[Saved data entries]
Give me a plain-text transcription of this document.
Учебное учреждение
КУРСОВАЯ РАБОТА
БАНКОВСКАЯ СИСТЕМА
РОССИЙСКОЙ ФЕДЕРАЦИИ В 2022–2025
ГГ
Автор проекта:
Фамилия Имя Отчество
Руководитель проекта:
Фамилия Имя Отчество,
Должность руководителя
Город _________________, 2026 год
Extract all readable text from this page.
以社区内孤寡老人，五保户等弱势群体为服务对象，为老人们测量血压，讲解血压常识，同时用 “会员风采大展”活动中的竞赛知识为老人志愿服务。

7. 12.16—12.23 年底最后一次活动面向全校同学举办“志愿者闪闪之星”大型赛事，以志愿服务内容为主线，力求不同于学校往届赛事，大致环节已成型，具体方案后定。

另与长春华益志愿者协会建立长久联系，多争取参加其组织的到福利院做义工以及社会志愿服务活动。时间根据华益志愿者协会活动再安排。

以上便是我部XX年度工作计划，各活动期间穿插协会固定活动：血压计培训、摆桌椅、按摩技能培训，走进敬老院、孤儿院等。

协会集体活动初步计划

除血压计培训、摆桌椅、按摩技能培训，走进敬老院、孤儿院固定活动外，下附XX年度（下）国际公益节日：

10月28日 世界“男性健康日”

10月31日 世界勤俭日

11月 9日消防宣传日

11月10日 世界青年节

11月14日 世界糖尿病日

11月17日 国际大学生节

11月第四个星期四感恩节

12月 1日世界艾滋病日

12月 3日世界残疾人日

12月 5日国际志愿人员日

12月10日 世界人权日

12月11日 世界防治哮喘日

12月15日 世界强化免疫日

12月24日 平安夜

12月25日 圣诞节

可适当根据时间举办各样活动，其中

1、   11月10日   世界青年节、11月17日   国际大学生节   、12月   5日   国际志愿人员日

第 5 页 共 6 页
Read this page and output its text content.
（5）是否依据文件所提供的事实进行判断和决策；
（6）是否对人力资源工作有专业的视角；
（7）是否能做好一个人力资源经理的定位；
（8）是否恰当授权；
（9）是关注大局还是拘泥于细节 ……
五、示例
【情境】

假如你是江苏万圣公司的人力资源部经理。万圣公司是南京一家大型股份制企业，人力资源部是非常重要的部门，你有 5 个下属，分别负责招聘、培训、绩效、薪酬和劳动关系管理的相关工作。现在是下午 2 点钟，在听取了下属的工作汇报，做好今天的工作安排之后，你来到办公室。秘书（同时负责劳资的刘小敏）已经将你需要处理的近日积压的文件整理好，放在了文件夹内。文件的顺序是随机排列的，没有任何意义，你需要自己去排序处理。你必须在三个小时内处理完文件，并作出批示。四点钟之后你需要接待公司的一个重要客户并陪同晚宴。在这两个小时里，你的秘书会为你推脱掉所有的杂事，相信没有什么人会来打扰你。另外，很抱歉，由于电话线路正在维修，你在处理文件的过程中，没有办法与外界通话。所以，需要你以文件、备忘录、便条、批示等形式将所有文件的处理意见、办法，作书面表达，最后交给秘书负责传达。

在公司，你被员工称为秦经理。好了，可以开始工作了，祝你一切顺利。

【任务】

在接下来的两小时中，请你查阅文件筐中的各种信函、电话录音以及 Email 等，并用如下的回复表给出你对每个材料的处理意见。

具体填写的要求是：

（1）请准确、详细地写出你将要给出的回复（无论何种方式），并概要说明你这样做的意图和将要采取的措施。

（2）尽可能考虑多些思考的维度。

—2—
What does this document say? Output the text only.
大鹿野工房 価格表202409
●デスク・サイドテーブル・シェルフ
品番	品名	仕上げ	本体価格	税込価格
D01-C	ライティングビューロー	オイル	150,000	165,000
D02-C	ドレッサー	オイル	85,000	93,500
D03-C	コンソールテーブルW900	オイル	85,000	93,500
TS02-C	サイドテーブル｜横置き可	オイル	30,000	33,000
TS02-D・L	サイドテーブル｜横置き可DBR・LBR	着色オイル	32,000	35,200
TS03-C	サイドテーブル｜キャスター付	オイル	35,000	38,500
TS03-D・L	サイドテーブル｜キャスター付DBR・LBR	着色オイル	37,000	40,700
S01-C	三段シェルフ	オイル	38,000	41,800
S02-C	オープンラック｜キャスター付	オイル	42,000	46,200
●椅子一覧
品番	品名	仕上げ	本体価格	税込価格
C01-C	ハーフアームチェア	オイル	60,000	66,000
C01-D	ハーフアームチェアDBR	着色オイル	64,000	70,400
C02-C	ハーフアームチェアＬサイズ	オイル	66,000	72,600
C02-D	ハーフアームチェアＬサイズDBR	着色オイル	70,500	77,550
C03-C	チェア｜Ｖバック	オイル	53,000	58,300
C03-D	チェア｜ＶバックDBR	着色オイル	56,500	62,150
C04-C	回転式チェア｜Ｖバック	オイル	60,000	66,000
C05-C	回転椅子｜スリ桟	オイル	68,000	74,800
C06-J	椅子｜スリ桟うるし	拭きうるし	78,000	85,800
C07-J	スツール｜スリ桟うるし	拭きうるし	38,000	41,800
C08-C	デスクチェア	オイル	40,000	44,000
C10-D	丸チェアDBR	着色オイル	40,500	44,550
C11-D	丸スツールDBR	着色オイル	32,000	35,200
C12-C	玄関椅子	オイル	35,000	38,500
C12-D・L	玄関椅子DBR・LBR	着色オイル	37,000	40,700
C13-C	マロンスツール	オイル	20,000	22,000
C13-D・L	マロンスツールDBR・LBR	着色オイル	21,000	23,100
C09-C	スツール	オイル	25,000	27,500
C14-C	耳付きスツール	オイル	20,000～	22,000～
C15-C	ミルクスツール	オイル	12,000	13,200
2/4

* PROBLEM DESCRIPTION: Look through the data above. Find each line with the string "着色オイル" and copy it.

* THE ANSWER:
TS02-D・L	サイドテーブル｜横置き可DBR・LBR	着色オイル	32,000	35,200
TS03-D・L	サイドテーブル｜キャスター付DBR・LBR	着色オイル	37,000	40,700
C01-D	ハーフアームチェアDBR	着色オイル	64,000	70,400
C02-D	ハーフアームチェアＬサイズDBR	着色オイル	70,500	77,550
C03-D	チェア｜ＶバックDBR	着色オイル	56,500	62,150
C10-D	丸チェアDBR	着色オイル	40,500	44,550
C11-D	丸スツールDBR	着色オイル	32,000	35,200
C12-D・L	玄関椅子DBR・LBR	着色オイル	37,000	40,700
C13-D・L	マロンスツールDBR・LBR	着色オイル	21,000	23,100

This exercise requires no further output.